**REQUIREMENTS**. Repeat the listing exactly as given, omitting every image.

**SUPPLIED DATA**.
_ _ _ _
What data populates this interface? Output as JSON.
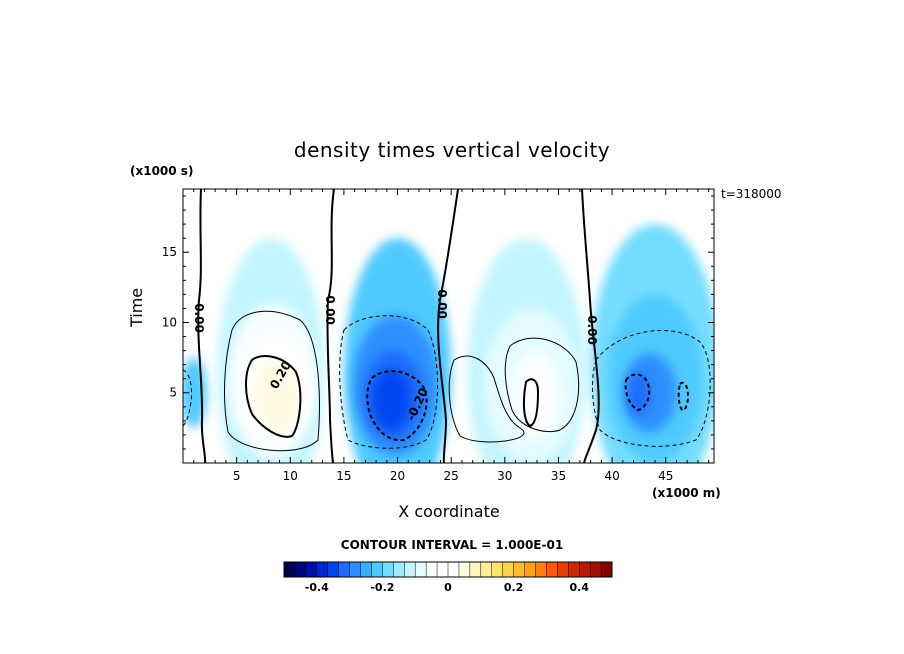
{
  "chart_data": {
    "type": "heatmap",
    "title": "density times vertical velocity",
    "xlabel": "X coordinate",
    "ylabel": "Time",
    "x_units": "(x1000 m)",
    "y_units": "(x1000 s)",
    "annotation": "t=318000",
    "xlim": [
      0,
      49.5
    ],
    "ylim": [
      0,
      19.5
    ],
    "x_ticks": [
      5,
      10,
      15,
      20,
      25,
      30,
      35,
      40,
      45
    ],
    "y_ticks": [
      5,
      10,
      15
    ],
    "contour_interval_label": "CONTOUR INTERVAL = 1.000E-01",
    "contour_labels": [
      "0.00",
      "0.00",
      "0.00",
      "0.00",
      "0.20",
      "-0.20"
    ],
    "colorbar": {
      "min": -0.5,
      "max": 0.5,
      "step": 0.05,
      "tick_values": [
        -0.4,
        -0.2,
        0,
        0.2,
        0.4
      ],
      "tick_labels": [
        "-0.4",
        "-0.2",
        "0",
        "0.2",
        "0.4"
      ],
      "colors": [
        "#00004d",
        "#00047a",
        "#0010a6",
        "#0026d1",
        "#0046f2",
        "#1c6cff",
        "#2f8fff",
        "#3daeff",
        "#4fcaff",
        "#75ddff",
        "#9cebff",
        "#c3f5ff",
        "#e3fbff",
        "#f8feff",
        "#ffffff",
        "#ffffff",
        "#fffbe3",
        "#fff6bf",
        "#ffef9a",
        "#ffe46f",
        "#ffd34a",
        "#ffbd2e",
        "#ffa11a",
        "#ff8010",
        "#fa5a0a",
        "#e83c06",
        "#d02803",
        "#b81a00",
        "#a00f00",
        "#820600"
      ]
    },
    "cells": [
      {
        "x": 8.2,
        "y": 6.5,
        "rx": 5.0,
        "ry": 9.5,
        "value": 0.08
      },
      {
        "x": 8.4,
        "y": 5.8,
        "rx": 4.2,
        "ry": 5.5,
        "value": 0.16
      },
      {
        "x": 8.6,
        "y": 5.2,
        "rx": 3.2,
        "ry": 3.6,
        "value": 0.25
      },
      {
        "x": 8.8,
        "y": 4.8,
        "rx": 2.2,
        "ry": 2.6,
        "value": 0.31
      },
      {
        "x": 20.0,
        "y": 6.5,
        "rx": 5.0,
        "ry": 9.5,
        "value": -0.08
      },
      {
        "x": 19.8,
        "y": 5.5,
        "rx": 4.0,
        "ry": 5.0,
        "value": -0.16
      },
      {
        "x": 19.6,
        "y": 4.8,
        "rx": 2.8,
        "ry": 3.2,
        "value": -0.24
      },
      {
        "x": 19.4,
        "y": 4.5,
        "rx": 1.8,
        "ry": 2.2,
        "value": -0.29
      },
      {
        "x": 32.0,
        "y": 6.5,
        "rx": 5.5,
        "ry": 9.5,
        "value": 0.06
      },
      {
        "x": 32.5,
        "y": 5.5,
        "rx": 4.5,
        "ry": 5.5,
        "value": 0.12
      },
      {
        "x": 32.8,
        "y": 4.8,
        "rx": 2.5,
        "ry": 3.2,
        "value": 0.18
      },
      {
        "x": 33.0,
        "y": 4.8,
        "rx": 1.0,
        "ry": 2.0,
        "value": 0.22
      },
      {
        "x": 44.0,
        "y": 7.0,
        "rx": 6.0,
        "ry": 10.0,
        "value": -0.05
      },
      {
        "x": 44.0,
        "y": 6.0,
        "rx": 4.5,
        "ry": 6.0,
        "value": -0.1
      },
      {
        "x": 43.5,
        "y": 5.0,
        "rx": 2.5,
        "ry": 2.8,
        "value": -0.16
      },
      {
        "x": 42.5,
        "y": 4.9,
        "rx": 1.0,
        "ry": 1.5,
        "value": -0.21
      },
      {
        "x": 1.0,
        "y": 5.0,
        "rx": 1.2,
        "ry": 2.5,
        "value": -0.07
      }
    ]
  }
}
_ _ _ _
**FINISHED EXERCISE**.
What data populates this interface? Output as JSON.
{
  "chart_data": {
    "type": "heatmap",
    "title": "density times vertical velocity",
    "xlabel": "X coordinate",
    "ylabel": "Time",
    "x_units": "(x1000 m)",
    "y_units": "(x1000 s)",
    "annotation": "t=318000",
    "xlim": [
      0,
      49.5
    ],
    "ylim": [
      0,
      19.5
    ],
    "x_ticks": [
      5,
      10,
      15,
      20,
      25,
      30,
      35,
      40,
      45
    ],
    "y_ticks": [
      5,
      10,
      15
    ],
    "contour_interval_label": "CONTOUR INTERVAL = 1.000E-01",
    "contour_labels": [
      "0.00",
      "0.00",
      "0.00",
      "0.00",
      "0.20",
      "-0.20"
    ],
    "colorbar": {
      "min": -0.5,
      "max": 0.5,
      "step": 0.05,
      "tick_values": [
        -0.4,
        -0.2,
        0,
        0.2,
        0.4
      ],
      "tick_labels": [
        "-0.4",
        "-0.2",
        "0",
        "0.2",
        "0.4"
      ],
      "colors": [
        "#00004d",
        "#00047a",
        "#0010a6",
        "#0026d1",
        "#0046f2",
        "#1c6cff",
        "#2f8fff",
        "#3daeff",
        "#4fcaff",
        "#75ddff",
        "#9cebff",
        "#c3f5ff",
        "#e3fbff",
        "#f8feff",
        "#ffffff",
        "#ffffff",
        "#fffbe3",
        "#fff6bf",
        "#ffef9a",
        "#ffe46f",
        "#ffd34a",
        "#ffbd2e",
        "#ffa11a",
        "#ff8010",
        "#fa5a0a",
        "#e83c06",
        "#d02803",
        "#b81a00",
        "#a00f00",
        "#820600"
      ]
    },
    "cells": [
      {
        "x": 8.2,
        "y": 6.5,
        "rx": 5.0,
        "ry": 9.5,
        "value": 0.08
      },
      {
        "x": 8.4,
        "y": 5.8,
        "rx": 4.2,
        "ry": 5.5,
        "value": 0.16
      },
      {
        "x": 8.6,
        "y": 5.2,
        "rx": 3.2,
        "ry": 3.6,
        "value": 0.25
      },
      {
        "x": 8.8,
        "y": 4.8,
        "rx": 2.2,
        "ry": 2.6,
        "value": 0.31
      },
      {
        "x": 20.0,
        "y": 6.5,
        "rx": 5.0,
        "ry": 9.5,
        "value": -0.08
      },
      {
        "x": 19.8,
        "y": 5.5,
        "rx": 4.0,
        "ry": 5.0,
        "value": -0.16
      },
      {
        "x": 19.6,
        "y": 4.8,
        "rx": 2.8,
        "ry": 3.2,
        "value": -0.24
      },
      {
        "x": 19.4,
        "y": 4.5,
        "rx": 1.8,
        "ry": 2.2,
        "value": -0.29
      },
      {
        "x": 32.0,
        "y": 6.5,
        "rx": 5.5,
        "ry": 9.5,
        "value": 0.06
      },
      {
        "x": 32.5,
        "y": 5.5,
        "rx": 4.5,
        "ry": 5.5,
        "value": 0.12
      },
      {
        "x": 32.8,
        "y": 4.8,
        "rx": 2.5,
        "ry": 3.2,
        "value": 0.18
      },
      {
        "x": 33.0,
        "y": 4.8,
        "rx": 1.0,
        "ry": 2.0,
        "value": 0.22
      },
      {
        "x": 44.0,
        "y": 7.0,
        "rx": 6.0,
        "ry": 10.0,
        "value": -0.05
      },
      {
        "x": 44.0,
        "y": 6.0,
        "rx": 4.5,
        "ry": 6.0,
        "value": -0.1
      },
      {
        "x": 43.5,
        "y": 5.0,
        "rx": 2.5,
        "ry": 2.8,
        "value": -0.16
      },
      {
        "x": 42.5,
        "y": 4.9,
        "rx": 1.0,
        "ry": 1.5,
        "value": -0.21
      },
      {
        "x": 1.0,
        "y": 5.0,
        "rx": 1.2,
        "ry": 2.5,
        "value": -0.07
      }
    ]
  }
}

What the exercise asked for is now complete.